:: Task to carry out ::
Lay out each line of the listing below as a numbered list, leaving out any blank lines.

--- START Supplied material ---

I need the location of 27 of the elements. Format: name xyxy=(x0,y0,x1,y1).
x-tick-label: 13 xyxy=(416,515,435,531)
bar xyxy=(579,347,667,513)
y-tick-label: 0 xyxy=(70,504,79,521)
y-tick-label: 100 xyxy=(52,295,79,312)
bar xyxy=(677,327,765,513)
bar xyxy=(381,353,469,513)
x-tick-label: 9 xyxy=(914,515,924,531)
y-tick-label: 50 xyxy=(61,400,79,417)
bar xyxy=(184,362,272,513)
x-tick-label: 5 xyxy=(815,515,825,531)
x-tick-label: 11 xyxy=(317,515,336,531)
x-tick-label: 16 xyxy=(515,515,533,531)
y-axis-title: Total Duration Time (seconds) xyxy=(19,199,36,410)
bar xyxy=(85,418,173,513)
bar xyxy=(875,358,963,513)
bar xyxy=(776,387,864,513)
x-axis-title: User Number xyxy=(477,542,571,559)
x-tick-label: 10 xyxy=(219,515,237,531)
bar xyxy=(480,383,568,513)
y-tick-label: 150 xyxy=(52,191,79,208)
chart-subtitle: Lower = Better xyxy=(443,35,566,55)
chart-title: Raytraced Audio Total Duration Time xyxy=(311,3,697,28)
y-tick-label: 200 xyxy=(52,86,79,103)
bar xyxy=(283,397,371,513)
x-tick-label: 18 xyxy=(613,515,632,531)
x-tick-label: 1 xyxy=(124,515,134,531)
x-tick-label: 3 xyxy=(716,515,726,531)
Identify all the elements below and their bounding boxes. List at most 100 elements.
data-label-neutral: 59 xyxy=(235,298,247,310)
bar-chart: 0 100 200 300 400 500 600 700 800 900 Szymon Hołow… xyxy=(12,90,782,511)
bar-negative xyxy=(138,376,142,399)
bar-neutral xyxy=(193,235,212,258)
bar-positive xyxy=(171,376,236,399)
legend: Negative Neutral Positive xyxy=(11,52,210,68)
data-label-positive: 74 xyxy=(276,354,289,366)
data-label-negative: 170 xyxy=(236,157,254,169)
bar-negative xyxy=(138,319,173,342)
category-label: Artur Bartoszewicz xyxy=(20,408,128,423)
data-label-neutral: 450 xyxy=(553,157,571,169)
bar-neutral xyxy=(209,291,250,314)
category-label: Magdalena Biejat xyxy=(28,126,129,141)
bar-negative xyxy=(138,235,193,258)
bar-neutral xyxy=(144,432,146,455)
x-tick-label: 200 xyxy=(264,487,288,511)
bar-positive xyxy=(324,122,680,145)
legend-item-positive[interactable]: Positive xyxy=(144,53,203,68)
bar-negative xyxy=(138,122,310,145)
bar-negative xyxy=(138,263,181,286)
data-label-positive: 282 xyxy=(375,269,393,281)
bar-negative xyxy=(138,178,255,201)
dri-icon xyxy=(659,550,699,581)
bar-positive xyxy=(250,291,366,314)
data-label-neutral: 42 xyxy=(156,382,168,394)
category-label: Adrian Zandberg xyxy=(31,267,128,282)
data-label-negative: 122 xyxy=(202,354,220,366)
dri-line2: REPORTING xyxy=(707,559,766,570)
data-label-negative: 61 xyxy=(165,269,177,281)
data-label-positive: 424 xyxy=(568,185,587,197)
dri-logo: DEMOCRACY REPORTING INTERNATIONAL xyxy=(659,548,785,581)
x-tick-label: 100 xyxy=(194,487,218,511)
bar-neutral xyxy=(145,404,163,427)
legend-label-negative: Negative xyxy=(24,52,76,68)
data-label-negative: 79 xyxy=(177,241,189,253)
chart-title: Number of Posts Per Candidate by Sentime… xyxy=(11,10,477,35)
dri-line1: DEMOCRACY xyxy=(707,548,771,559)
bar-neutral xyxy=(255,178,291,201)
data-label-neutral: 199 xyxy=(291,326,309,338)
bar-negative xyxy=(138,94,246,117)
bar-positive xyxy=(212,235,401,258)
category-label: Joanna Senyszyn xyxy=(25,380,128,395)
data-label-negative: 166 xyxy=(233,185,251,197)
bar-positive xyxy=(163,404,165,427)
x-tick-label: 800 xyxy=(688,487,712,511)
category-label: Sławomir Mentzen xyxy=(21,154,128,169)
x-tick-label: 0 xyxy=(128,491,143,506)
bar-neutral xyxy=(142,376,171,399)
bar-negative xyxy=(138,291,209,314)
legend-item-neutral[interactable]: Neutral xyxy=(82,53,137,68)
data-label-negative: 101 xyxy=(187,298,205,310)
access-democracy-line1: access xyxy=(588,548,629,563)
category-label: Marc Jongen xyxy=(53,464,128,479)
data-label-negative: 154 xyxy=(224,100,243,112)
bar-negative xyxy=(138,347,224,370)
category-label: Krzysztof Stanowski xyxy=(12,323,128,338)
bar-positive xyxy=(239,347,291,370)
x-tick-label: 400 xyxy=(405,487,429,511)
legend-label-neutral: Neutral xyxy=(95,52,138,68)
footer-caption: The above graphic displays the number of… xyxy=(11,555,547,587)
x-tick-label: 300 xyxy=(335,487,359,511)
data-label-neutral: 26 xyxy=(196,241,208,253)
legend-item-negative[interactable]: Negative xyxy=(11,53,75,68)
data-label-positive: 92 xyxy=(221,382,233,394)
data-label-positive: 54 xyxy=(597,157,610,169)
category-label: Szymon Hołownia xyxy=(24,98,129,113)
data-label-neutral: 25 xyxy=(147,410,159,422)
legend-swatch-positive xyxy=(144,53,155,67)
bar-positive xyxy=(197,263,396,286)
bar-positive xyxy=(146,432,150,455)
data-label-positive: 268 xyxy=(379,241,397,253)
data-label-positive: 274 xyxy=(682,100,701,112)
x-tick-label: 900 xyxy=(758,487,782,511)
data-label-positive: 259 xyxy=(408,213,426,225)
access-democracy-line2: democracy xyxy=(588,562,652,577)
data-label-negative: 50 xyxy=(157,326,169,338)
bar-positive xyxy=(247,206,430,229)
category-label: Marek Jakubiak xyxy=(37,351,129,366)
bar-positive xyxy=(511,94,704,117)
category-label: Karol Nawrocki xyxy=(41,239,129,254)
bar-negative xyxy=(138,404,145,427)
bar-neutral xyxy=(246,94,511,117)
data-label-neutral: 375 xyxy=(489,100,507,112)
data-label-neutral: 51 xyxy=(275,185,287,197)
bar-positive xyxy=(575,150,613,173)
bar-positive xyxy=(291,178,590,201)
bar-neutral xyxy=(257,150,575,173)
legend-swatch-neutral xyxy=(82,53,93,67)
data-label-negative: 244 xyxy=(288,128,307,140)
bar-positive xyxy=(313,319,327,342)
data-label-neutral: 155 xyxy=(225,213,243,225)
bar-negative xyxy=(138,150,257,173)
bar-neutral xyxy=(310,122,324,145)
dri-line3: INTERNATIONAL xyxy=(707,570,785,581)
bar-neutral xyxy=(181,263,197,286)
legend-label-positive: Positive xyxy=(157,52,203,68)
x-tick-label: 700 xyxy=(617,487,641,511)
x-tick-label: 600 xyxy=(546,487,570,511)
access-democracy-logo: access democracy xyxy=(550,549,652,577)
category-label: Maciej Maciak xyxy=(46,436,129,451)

--- END Supplied material ---

:: Correct response ::
1. I need the location of 27 of the elements. Format: name xyxy=(x0,y0,x1,y1).
2. x-tick-label: 13 xyxy=(416,515,435,531)
3. bar xyxy=(579,347,667,513)
4. y-tick-label: 0 xyxy=(70,504,79,521)
5. y-tick-label: 100 xyxy=(52,295,79,312)
6. bar xyxy=(677,327,765,513)
7. bar xyxy=(381,353,469,513)
8. x-tick-label: 9 xyxy=(914,515,924,531)
9. y-tick-label: 50 xyxy=(61,400,79,417)
10. bar xyxy=(184,362,272,513)
11. x-tick-label: 5 xyxy=(815,515,825,531)
12. x-tick-label: 11 xyxy=(317,515,336,531)
13. x-tick-label: 16 xyxy=(515,515,533,531)
14. y-axis-title: Total Duration Time (seconds) xyxy=(19,199,36,410)
15. bar xyxy=(85,418,173,513)
16. bar xyxy=(875,358,963,513)
17. bar xyxy=(776,387,864,513)
18. x-axis-title: User Number xyxy=(477,542,571,559)
19. x-tick-label: 10 xyxy=(219,515,237,531)
20. bar xyxy=(480,383,568,513)
21. y-tick-label: 150 xyxy=(52,191,79,208)
22. chart-subtitle: Lower = Better xyxy=(443,35,566,55)
23. chart-title: Raytraced Audio Total Duration Time xyxy=(311,3,697,28)
24. y-tick-label: 200 xyxy=(52,86,79,103)
25. bar xyxy=(283,397,371,513)
26. x-tick-label: 18 xyxy=(613,515,632,531)
27. x-tick-label: 1 xyxy=(124,515,134,531)
28. x-tick-label: 3 xyxy=(716,515,726,531)
29. Identify all the elements below and their bounding boxes. List at most 100 elements.
30. data-label-neutral: 59 xyxy=(235,298,247,310)
31. bar-chart: 0 100 200 300 400 500 600 700 800 900 Szymon Hołow… xyxy=(12,90,782,511)
32. bar-negative xyxy=(138,376,142,399)
33. bar-neutral xyxy=(193,235,212,258)
34. bar-positive xyxy=(171,376,236,399)
35. legend: Negative Neutral Positive xyxy=(11,52,210,68)
36. data-label-positive: 74 xyxy=(276,354,289,366)
37. data-label-negative: 170 xyxy=(236,157,254,169)
38. bar-negative xyxy=(138,319,173,342)
39. category-label: Artur Bartoszewicz xyxy=(20,408,128,423)
40. data-label-neutral: 450 xyxy=(553,157,571,169)
41. bar-neutral xyxy=(209,291,250,314)
42. category-label: Magdalena Biejat xyxy=(28,126,129,141)
43. bar-negative xyxy=(138,235,193,258)
44. bar-neutral xyxy=(144,432,146,455)
45. x-tick-label: 200 xyxy=(264,487,288,511)
46. bar-positive xyxy=(324,122,680,145)
47. legend-item-positive[interactable]: Positive xyxy=(144,53,203,68)
48. bar-negative xyxy=(138,122,310,145)
49. bar-negative xyxy=(138,263,181,286)
50. data-label-positive: 282 xyxy=(375,269,393,281)
51. bar-negative xyxy=(138,178,255,201)
52. dri-icon xyxy=(659,550,699,581)
53. bar-positive xyxy=(250,291,366,314)
54. data-label-neutral: 42 xyxy=(156,382,168,394)
55. category-label: Adrian Zandberg xyxy=(31,267,128,282)
56. data-label-negative: 122 xyxy=(202,354,220,366)
57. dri-line2: REPORTING xyxy=(707,559,766,570)
58. data-label-negative: 61 xyxy=(165,269,177,281)
59. data-label-positive: 424 xyxy=(568,185,587,197)
60. dri-logo: DEMOCRACY REPORTING INTERNATIONAL xyxy=(659,548,785,581)
61. x-tick-label: 100 xyxy=(194,487,218,511)
62. bar-neutral xyxy=(145,404,163,427)
63. legend-label-negative: Negative xyxy=(24,52,76,68)
64. data-label-negative: 79 xyxy=(177,241,189,253)
65. chart-title: Number of Posts Per Candidate by Sentime… xyxy=(11,10,477,35)
66. dri-line1: DEMOCRACY xyxy=(707,548,771,559)
67. bar-neutral xyxy=(255,178,291,201)
68. data-label-neutral: 199 xyxy=(291,326,309,338)
69. bar-negative xyxy=(138,94,246,117)
70. bar-positive xyxy=(212,235,401,258)
71. category-label: Joanna Senyszyn xyxy=(25,380,128,395)
72. data-label-negative: 166 xyxy=(233,185,251,197)
73. bar-positive xyxy=(163,404,165,427)
74. x-tick-label: 800 xyxy=(688,487,712,511)
75. category-label: Sławomir Mentzen xyxy=(21,154,128,169)
76. x-tick-label: 0 xyxy=(128,491,143,506)
77. bar-neutral xyxy=(142,376,171,399)
78. bar-negative xyxy=(138,291,209,314)
79. legend-item-neutral[interactable]: Neutral xyxy=(82,53,137,68)
80. data-label-negative: 101 xyxy=(187,298,205,310)
81. access-democracy-line1: access xyxy=(588,548,629,563)
82. category-label: Marc Jongen xyxy=(53,464,128,479)
83. data-label-negative: 154 xyxy=(224,100,243,112)
84. bar-negative xyxy=(138,347,224,370)
85. category-label: Krzysztof Stanowski xyxy=(12,323,128,338)
86. bar-positive xyxy=(239,347,291,370)
87. x-tick-label: 400 xyxy=(405,487,429,511)
88. legend-label-neutral: Neutral xyxy=(95,52,138,68)
89. footer-caption: The above graphic displays the number of… xyxy=(11,555,547,587)
90. x-tick-label: 300 xyxy=(335,487,359,511)
91. data-label-neutral: 26 xyxy=(196,241,208,253)
92. legend-item-negative[interactable]: Negative xyxy=(11,53,75,68)
93. data-label-positive: 92 xyxy=(221,382,233,394)
94. data-label-positive: 54 xyxy=(597,157,610,169)
95. category-label: Szymon Hołownia xyxy=(24,98,129,113)
96. data-label-neutral: 25 xyxy=(147,410,159,422)
97. legend-swatch-positive xyxy=(144,53,155,67)
98. bar-positive xyxy=(197,263,396,286)
99. bar-positive xyxy=(146,432,150,455)
100. data-label-positive: 268 xyxy=(379,241,397,253)
101. data-label-positive: 274 xyxy=(682,100,701,112)
102. x-tick-label: 900 xyxy=(758,487,782,511)
103. data-label-positive: 259 xyxy=(408,213,426,225)
104. access-democracy-line2: democracy xyxy=(588,562,652,577)
105. data-label-negative: 50 xyxy=(157,326,169,338)
106. bar-positive xyxy=(247,206,430,229)
107. category-label: Marek Jakubiak xyxy=(37,351,129,366)
108. bar-positive xyxy=(511,94,704,117)
109. category-label: Karol Nawrocki xyxy=(41,239,129,254)
110. bar-negative xyxy=(138,404,145,427)
111. bar-neutral xyxy=(246,94,511,117)
112. data-label-neutral: 375 xyxy=(489,100,507,112)
113. data-label-neutral: 51 xyxy=(275,185,287,197)
114. bar-positive xyxy=(575,150,613,173)
115. bar-positive xyxy=(291,178,590,201)
116. bar-neutral xyxy=(257,150,575,173)
117. legend-swatch-neutral xyxy=(82,53,93,67)
118. data-label-negative: 244 xyxy=(288,128,307,140)
119. bar-positive xyxy=(313,319,327,342)
120. data-label-neutral: 155 xyxy=(225,213,243,225)
121. bar-negative xyxy=(138,150,257,173)
122. bar-neutral xyxy=(310,122,324,145)
123. dri-line3: INTERNATIONAL xyxy=(707,570,785,581)
124. bar-neutral xyxy=(181,263,197,286)
125. legend-label-positive: Positive xyxy=(157,52,203,68)
126. x-tick-label: 700 xyxy=(617,487,641,511)
127. x-tick-label: 600 xyxy=(546,487,570,511)
128. access-democracy-logo: access democracy xyxy=(550,549,652,577)
129. category-label: Maciej Maciak xyxy=(46,436,129,451)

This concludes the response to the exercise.